*Supplied material*.
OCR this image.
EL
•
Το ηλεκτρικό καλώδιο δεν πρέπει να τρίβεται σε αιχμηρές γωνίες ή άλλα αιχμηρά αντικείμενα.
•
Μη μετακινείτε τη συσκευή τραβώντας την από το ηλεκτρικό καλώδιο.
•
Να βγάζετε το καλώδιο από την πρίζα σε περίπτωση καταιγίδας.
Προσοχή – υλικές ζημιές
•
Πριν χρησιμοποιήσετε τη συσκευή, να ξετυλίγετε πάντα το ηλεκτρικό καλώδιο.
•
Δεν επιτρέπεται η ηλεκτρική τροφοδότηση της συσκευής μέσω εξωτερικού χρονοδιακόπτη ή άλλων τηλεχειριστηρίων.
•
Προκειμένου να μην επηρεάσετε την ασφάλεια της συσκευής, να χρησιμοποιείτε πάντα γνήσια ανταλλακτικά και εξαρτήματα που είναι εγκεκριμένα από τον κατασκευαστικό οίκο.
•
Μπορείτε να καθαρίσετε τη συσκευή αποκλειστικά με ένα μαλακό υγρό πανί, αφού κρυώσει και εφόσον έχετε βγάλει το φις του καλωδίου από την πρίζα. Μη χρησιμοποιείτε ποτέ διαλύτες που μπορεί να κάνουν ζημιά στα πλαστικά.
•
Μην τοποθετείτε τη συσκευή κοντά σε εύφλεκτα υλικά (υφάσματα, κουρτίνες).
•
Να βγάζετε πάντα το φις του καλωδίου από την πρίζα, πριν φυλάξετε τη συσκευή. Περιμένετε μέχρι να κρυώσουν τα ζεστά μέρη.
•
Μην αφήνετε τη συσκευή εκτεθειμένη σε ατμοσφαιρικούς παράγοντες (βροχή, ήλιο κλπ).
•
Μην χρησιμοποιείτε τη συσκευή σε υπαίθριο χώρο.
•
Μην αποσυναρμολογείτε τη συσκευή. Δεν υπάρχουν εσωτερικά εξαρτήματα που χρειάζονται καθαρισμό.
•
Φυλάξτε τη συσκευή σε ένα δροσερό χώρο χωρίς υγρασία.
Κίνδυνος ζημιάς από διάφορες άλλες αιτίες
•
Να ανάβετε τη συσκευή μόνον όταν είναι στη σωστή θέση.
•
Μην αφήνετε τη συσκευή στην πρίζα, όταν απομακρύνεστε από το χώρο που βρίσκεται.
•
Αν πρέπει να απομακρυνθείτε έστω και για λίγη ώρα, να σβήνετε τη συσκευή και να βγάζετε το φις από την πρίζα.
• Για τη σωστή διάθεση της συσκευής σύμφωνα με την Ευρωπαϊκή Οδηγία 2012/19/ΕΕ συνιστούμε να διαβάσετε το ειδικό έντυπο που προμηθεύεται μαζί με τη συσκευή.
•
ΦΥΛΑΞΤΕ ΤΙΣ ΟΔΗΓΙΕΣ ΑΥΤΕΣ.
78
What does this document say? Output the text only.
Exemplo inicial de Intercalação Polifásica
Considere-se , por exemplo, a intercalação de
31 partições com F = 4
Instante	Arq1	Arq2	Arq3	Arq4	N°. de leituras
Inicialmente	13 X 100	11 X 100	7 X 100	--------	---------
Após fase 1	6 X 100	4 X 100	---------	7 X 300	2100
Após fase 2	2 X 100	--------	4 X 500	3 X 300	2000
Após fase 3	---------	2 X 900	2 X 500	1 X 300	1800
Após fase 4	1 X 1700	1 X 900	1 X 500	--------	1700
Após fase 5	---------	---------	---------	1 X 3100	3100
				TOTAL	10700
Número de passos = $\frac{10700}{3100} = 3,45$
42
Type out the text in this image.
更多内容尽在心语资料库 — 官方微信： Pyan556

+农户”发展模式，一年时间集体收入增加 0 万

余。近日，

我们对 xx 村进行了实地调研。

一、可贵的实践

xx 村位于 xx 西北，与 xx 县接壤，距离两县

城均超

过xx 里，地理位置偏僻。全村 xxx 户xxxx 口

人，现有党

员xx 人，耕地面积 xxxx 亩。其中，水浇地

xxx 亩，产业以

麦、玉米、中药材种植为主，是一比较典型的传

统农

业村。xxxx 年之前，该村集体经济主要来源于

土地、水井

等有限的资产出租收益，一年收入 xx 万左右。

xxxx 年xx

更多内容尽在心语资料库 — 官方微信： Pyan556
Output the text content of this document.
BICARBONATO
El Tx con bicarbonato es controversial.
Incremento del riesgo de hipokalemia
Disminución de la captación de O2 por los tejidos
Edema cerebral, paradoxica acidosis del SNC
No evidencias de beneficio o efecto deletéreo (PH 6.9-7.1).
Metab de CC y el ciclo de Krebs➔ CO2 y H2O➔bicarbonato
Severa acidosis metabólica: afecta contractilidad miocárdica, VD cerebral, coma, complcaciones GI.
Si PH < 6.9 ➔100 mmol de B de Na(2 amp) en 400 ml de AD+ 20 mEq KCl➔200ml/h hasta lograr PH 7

*Aim*. All of the data above should be transcribed exactly.

*Exercise response*.
OCR this image.
EL
•
Το ηλεκτρικό καλώδιο δεν πρέπει να τρίβεται σε αιχμηρές γωνίες ή άλλα αιχμηρά αντικείμενα.
•
Μη μετακινείτε τη συσκευή τραβώντας την από το ηλεκτρικό καλώδιο.
•
Να βγάζετε το καλώδιο από την πρίζα σε περίπτωση καταιγίδας.
Προσοχή – υλικές ζημιές
•
Πριν χρησιμοποιήσετε τη συσκευή, να ξετυλίγετε πάντα το ηλεκτρικό καλώδιο.
•
Δεν επιτρέπεται η ηλεκτρική τροφοδότηση της συσκευής μέσω εξωτερικού χρονοδιακόπτη ή άλλων τηλεχειριστηρίων.
•
Προκειμένου να μην επηρεάσετε την ασφάλεια της συσκευής, να χρησιμοποιείτε πάντα γνήσια ανταλλακτικά και εξαρτήματα που είναι εγκεκριμένα από τον κατασκευαστικό οίκο.
•
Μπορείτε να καθαρίσετε τη συσκευή αποκλειστικά με ένα μαλακό υγρό πανί, αφού κρυώσει και εφόσον έχετε βγάλει το φις του καλωδίου από την πρίζα. Μη χρησιμοποιείτε ποτέ διαλύτες που μπορεί να κάνουν ζημιά στα πλαστικά.
•
Μην τοποθετείτε τη συσκευή κοντά σε εύφλεκτα υλικά (υφάσματα, κουρτίνες).
•
Να βγάζετε πάντα το φις του καλωδίου από την πρίζα, πριν φυλάξετε τη συσκευή. Περιμένετε μέχρι να κρυώσουν τα ζεστά μέρη.
•
Μην αφήνετε τη συσκευή εκτεθειμένη σε ατμοσφαιρικούς παράγοντες (βροχή, ήλιο κλπ).
•
Μην χρησιμοποιείτε τη συσκευή σε υπαίθριο χώρο.
•
Μην αποσυναρμολογείτε τη συσκευή. Δεν υπάρχουν εσωτερικά εξαρτήματα που χρειάζονται καθαρισμό.
•
Φυλάξτε τη συσκευή σε ένα δροσερό χώρο χωρίς υγρασία.
Κίνδυνος ζημιάς από διάφορες άλλες αιτίες
•
Να ανάβετε τη συσκευή μόνον όταν είναι στη σωστή θέση.
•
Μην αφήνετε τη συσκευή στην πρίζα, όταν απομακρύνεστε από το χώρο που βρίσκεται.
•
Αν πρέπει να απομακρυνθείτε έστω και για λίγη ώρα, να σβήνετε τη συσκευή και να βγάζετε το φις από την πρίζα.
• Για τη σωστή διάθεση της συσκευής σύμφωνα με την Ευρωπαϊκή Οδηγία 2012/19/ΕΕ συνιστούμε να διαβάσετε το ειδικό έντυπο που προμηθεύεται μαζί με τη συσκευή.
•
ΦΥΛΑΞΤΕ ΤΙΣ ΟΔΗΓΙΕΣ ΑΥΤΕΣ.
78
What does this document say? Output the text only.
Exemplo inicial de Intercalação Polifásica
Considere-se , por exemplo, a intercalação de
31 partições com F = 4
Instante	Arq1	Arq2	Arq3	Arq4	N°. de leituras
Inicialmente	13 X 100	11 X 100	7 X 100	--------	---------
Após fase 1	6 X 100	4 X 100	---------	7 X 300	2100
Após fase 2	2 X 100	--------	4 X 500	3 X 300	2000
Após fase 3	---------	2 X 900	2 X 500	1 X 300	1800
Após fase 4	1 X 1700	1 X 900	1 X 500	--------	1700
Após fase 5	---------	---------	---------	1 X 3100	3100
				TOTAL	10700
Número de passos = $\frac{10700}{3100} = 3,45$
42
Type out the text in this image.
更多内容尽在心语资料库 — 官方微信： Pyan556

+农户”发展模式，一年时间集体收入增加 0 万

余。近日，

我们对 xx 村进行了实地调研。

一、可贵的实践

xx 村位于 xx 西北，与 xx 县接壤，距离两县

城均超

过xx 里，地理位置偏僻。全村 xxx 户xxxx 口

人，现有党

员xx 人，耕地面积 xxxx 亩。其中，水浇地

xxx 亩，产业以

麦、玉米、中药材种植为主，是一比较典型的传

统农

业村。xxxx 年之前，该村集体经济主要来源于

土地、水井

等有限的资产出租收益，一年收入 xx 万左右。

xxxx 年xx

更多内容尽在心语资料库 — 官方微信： Pyan556
Output the text content of this document.
BICARBONATO
El Tx con bicarbonato es controversial.
Incremento del riesgo de hipokalemia
Disminución de la captación de O2 por los tejidos
Edema cerebral, paradoxica acidosis del SNC
No evidencias de beneficio o efecto deletéreo (PH 6.9-7.1).
Metab de CC y el ciclo de Krebs➔ CO2 y H2O➔bicarbonato
Severa acidosis metabólica: afecta contractilidad miocárdica, VD cerebral, coma, complcaciones GI.
Si PH < 6.9 ➔100 mmol de B de Na(2 amp) en 400 ml de AD+ 20 mEq KCl➔200ml/h hasta lograr PH 7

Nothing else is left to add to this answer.